- _Given exercise A_
Answer these questions about the forum post on CUDA texture lookups below, one per line:
(i) How many cycles does the post say an int->float conversion takes, according to the CUDA guide?
(ii) For which kind of texture does nvcc seem to use integer coordinates?
(iii) In the PTX code, what value is moved into the Z and W registers?

- _Text passage_
Hi,
I’m trying to optimize a CUDA kernel and while examining the PTX output I discovered the following issue. A snippet from my CUDA kernel looks something like this:
[codebox]
texture<float, 2> tex_ref; // bound to a 2D array
float sum = 0;
unsigned tex_x = func1();
unsigned tex_y = func2();
sum += tex2D(tex_ref, tex_x, tex_y);
[/codebox]
This translates roughly into the following PTX code:
[codebox]
shl.b32 %r40, %r39, 4; //
shr.u32 %r41, %r40, 29; //
cvt.rn.f32.u32 %f1, %r41; // convert X coordinate to float
shl.b32 %r42, %r39, 16; //
shr.u32 %r43, %r42, 29; //
cvt.rn.f32.u32 %f2, %r43; // convert Y coordinate to float
mov.f32 %f3, 0f00000000; // Z=0
mov.f32 %f4, 0f00000000; // W=0
tex.2d.v4.f32.f32 {%f5,%f6,%f7,%f8},[_tex_ref,{%f1,%f2,%f3,%f4}]; // texture lookup with float coords
[/codebox]
Since I’m not using any texture filtering or similar, it seems like converting the texture coordinates to float is pointless?
I tried to manually change the tex.2d call in the ptx code above into a texture lookup with integer coordinates (%r41=x, %r42=y):
tex.2d.v4.f32.s32 {%f5,%f6,%f7,%f8},[_tex_ref,{%r41,%r42,%r0,%r0}];
This seems to compile fine (But I haven’t tried if it actually works). Is there any way to tell nvcc to use integer coordinates automatically and not add unnecessary conversions to floats when doing 2d texture lookups? If I understand the CUDA guide correctly, int->float conversions are fast (4 cycles), but still, if they aren’t needed, I’d like to get rid of them.
Btw, for 1d textures in linear memory, it seems like nvcc is using integer coordinates.
/Lars

- _Raw data_
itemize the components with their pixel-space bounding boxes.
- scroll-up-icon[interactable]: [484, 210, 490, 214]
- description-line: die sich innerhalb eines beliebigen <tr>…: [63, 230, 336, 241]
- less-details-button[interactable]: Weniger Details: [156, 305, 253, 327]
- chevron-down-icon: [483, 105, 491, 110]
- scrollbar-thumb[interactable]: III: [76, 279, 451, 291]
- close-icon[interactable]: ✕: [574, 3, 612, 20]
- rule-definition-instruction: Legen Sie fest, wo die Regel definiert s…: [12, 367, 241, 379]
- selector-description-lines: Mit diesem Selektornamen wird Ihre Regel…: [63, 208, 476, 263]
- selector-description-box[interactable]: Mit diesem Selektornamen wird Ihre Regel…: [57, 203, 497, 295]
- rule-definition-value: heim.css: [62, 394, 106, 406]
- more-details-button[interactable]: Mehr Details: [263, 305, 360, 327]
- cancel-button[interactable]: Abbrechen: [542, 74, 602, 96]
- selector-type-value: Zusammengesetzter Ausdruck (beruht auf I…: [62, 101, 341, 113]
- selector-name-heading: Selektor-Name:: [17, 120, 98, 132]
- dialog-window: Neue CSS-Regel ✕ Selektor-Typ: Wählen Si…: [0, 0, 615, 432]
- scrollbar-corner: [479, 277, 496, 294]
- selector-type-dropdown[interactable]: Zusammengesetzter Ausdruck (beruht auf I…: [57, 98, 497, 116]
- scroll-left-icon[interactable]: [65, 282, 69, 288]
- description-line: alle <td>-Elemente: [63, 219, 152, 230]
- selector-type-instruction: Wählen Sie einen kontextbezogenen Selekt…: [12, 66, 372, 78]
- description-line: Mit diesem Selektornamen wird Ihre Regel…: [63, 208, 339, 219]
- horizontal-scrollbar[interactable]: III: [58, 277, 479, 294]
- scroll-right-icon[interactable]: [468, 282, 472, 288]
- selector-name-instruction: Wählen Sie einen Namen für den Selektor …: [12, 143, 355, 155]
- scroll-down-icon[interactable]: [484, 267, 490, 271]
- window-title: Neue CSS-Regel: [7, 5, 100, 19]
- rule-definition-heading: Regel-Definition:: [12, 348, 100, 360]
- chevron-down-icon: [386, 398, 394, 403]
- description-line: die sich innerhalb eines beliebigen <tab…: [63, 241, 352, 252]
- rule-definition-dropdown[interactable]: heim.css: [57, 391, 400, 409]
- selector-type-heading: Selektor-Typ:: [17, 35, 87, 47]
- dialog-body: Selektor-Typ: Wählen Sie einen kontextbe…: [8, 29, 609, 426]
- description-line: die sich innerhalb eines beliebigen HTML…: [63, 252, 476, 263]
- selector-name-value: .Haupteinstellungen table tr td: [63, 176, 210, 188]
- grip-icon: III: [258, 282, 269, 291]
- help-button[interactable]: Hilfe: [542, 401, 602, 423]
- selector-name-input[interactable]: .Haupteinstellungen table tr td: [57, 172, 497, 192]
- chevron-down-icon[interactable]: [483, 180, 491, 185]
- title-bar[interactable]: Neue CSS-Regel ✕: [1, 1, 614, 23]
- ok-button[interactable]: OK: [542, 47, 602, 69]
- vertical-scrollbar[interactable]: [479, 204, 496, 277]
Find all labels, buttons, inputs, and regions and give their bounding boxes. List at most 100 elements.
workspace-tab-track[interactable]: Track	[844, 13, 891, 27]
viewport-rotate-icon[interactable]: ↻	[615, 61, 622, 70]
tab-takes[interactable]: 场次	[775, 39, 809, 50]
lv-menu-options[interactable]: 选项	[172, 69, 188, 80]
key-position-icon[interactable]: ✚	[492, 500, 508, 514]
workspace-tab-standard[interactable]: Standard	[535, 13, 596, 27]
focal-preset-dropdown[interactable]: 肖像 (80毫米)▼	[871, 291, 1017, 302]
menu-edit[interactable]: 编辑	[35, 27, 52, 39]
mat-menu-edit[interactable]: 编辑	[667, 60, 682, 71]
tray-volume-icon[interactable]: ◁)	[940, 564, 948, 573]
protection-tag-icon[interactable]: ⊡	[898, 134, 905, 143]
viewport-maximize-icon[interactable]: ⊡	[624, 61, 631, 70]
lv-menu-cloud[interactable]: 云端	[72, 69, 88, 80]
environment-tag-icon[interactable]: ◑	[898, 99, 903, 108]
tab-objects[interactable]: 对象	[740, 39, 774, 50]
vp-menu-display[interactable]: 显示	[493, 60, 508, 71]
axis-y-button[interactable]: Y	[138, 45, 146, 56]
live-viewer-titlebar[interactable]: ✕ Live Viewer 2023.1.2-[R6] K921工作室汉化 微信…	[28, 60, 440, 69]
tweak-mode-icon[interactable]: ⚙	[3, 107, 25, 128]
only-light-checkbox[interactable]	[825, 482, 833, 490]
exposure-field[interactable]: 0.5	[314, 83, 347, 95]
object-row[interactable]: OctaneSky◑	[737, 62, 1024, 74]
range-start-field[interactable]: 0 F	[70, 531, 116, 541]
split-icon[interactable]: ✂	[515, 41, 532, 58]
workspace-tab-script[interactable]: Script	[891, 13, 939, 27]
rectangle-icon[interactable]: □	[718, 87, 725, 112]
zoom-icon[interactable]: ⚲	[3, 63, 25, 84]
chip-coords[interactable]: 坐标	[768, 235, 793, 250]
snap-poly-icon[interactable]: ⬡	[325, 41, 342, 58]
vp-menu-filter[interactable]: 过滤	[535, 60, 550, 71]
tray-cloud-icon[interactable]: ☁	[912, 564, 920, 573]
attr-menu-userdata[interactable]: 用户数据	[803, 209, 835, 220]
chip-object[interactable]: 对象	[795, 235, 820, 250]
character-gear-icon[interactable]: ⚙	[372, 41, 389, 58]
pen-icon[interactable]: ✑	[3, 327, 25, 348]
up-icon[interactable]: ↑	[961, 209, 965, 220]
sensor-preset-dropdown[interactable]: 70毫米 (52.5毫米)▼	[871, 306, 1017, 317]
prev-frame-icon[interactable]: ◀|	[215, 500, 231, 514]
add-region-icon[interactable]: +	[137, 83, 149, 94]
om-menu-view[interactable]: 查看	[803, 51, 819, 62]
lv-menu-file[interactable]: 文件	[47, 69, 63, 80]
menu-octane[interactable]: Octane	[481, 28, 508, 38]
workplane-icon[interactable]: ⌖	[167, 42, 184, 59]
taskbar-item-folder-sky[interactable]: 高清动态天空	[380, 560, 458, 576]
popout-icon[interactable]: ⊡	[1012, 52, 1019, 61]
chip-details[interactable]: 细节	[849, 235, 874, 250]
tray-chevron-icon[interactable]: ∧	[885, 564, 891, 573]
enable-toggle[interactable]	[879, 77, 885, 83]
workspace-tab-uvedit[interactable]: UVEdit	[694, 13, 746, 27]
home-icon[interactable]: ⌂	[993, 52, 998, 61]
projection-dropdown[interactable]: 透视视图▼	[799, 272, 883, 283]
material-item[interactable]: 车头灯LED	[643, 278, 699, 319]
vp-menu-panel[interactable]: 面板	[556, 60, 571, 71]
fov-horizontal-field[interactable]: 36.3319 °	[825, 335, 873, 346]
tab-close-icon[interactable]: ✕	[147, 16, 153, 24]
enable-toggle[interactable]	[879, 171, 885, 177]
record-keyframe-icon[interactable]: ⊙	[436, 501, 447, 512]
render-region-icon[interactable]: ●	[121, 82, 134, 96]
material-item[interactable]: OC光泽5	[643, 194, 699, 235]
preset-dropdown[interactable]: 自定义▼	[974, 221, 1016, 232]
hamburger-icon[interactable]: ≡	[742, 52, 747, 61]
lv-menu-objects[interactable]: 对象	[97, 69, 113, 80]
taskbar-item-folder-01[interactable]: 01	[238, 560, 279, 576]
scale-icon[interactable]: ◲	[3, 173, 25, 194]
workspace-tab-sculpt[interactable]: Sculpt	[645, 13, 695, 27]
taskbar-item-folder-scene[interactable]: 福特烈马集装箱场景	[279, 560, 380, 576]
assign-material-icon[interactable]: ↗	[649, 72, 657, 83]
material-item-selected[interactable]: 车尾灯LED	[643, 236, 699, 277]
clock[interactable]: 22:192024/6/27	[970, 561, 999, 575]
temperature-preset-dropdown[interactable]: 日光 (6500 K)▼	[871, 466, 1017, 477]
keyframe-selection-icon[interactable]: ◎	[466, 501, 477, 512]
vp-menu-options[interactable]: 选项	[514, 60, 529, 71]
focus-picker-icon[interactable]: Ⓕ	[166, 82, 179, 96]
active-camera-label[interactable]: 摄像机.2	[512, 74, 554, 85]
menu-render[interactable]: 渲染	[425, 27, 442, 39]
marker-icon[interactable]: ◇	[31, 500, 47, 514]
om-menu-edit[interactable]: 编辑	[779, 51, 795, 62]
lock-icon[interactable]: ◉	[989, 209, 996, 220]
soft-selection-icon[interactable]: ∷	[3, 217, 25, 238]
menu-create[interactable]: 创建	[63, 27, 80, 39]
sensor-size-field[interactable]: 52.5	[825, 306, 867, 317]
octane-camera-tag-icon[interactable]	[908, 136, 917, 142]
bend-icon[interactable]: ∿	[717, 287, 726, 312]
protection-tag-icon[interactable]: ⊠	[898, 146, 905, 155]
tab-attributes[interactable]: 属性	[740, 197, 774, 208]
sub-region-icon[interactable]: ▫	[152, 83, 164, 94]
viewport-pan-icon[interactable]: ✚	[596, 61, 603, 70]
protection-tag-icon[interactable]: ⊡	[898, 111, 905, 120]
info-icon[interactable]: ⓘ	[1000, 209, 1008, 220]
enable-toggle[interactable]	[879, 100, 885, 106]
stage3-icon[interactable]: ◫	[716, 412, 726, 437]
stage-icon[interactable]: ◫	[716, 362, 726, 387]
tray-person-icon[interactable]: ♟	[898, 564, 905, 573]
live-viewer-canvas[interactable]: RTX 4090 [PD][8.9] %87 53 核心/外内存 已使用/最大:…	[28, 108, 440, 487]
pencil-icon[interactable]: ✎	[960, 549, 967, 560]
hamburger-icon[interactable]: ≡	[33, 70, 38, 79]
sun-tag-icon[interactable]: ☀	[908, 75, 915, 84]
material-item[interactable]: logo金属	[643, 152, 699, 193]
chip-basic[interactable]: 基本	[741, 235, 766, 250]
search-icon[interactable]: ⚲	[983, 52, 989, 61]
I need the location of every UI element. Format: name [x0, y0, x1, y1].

...

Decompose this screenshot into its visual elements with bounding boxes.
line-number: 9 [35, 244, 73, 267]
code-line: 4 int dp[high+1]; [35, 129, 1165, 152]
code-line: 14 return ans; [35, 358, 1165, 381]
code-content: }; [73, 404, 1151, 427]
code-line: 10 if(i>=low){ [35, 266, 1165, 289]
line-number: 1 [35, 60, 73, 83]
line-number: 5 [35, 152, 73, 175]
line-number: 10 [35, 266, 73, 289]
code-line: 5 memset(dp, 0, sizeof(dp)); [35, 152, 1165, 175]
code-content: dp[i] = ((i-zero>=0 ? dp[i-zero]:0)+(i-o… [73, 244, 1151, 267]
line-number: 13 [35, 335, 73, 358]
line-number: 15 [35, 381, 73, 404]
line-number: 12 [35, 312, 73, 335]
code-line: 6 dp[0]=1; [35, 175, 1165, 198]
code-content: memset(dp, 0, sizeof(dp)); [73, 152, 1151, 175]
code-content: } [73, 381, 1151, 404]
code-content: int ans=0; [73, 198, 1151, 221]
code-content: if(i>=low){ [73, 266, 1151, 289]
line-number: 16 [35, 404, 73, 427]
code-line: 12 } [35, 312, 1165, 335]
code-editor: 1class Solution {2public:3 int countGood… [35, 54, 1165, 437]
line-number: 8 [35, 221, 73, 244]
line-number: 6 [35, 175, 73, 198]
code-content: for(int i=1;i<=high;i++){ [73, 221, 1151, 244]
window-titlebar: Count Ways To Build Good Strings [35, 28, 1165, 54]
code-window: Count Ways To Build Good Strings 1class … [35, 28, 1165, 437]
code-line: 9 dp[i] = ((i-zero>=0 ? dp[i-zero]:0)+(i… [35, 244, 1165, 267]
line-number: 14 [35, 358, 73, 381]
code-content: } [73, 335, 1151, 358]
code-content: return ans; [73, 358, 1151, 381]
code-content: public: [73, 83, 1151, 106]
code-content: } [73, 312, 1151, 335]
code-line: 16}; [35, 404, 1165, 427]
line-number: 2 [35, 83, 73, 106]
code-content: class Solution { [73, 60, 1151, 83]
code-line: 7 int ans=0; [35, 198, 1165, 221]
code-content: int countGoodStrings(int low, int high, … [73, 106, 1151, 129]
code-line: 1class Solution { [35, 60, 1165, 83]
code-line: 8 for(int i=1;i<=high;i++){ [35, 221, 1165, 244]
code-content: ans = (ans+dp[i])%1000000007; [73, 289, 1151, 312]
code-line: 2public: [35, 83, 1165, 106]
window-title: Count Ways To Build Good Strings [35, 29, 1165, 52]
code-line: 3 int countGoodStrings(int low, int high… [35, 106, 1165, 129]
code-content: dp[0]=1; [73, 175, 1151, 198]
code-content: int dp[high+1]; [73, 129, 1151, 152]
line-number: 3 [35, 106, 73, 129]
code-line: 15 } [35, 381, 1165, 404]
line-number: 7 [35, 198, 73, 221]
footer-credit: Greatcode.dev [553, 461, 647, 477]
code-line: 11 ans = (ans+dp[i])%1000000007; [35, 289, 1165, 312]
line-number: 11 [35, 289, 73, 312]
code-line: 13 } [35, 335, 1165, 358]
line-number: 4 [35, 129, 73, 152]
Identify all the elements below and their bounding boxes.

- _Given exercise B_
Gather every line of the records above that contains the string "definition", and copy each one.

- _Task answer A_
(i) 4 cycles
(ii) 1d textures in linear memory
(iii) 0, written as 0f00000000

- _Task answer B_
- rule-definition-instruction: Legen Sie fest, wo die Regel definiert s…: [12, 367, 241, 379]
- rule-definition-value: heim.css: [62, 394, 106, 406]
- rule-definition-heading: Regel-Definition:: [12, 348, 100, 360]
- rule-definition-dropdown[interactable]: heim.css: [57, 391, 400, 409]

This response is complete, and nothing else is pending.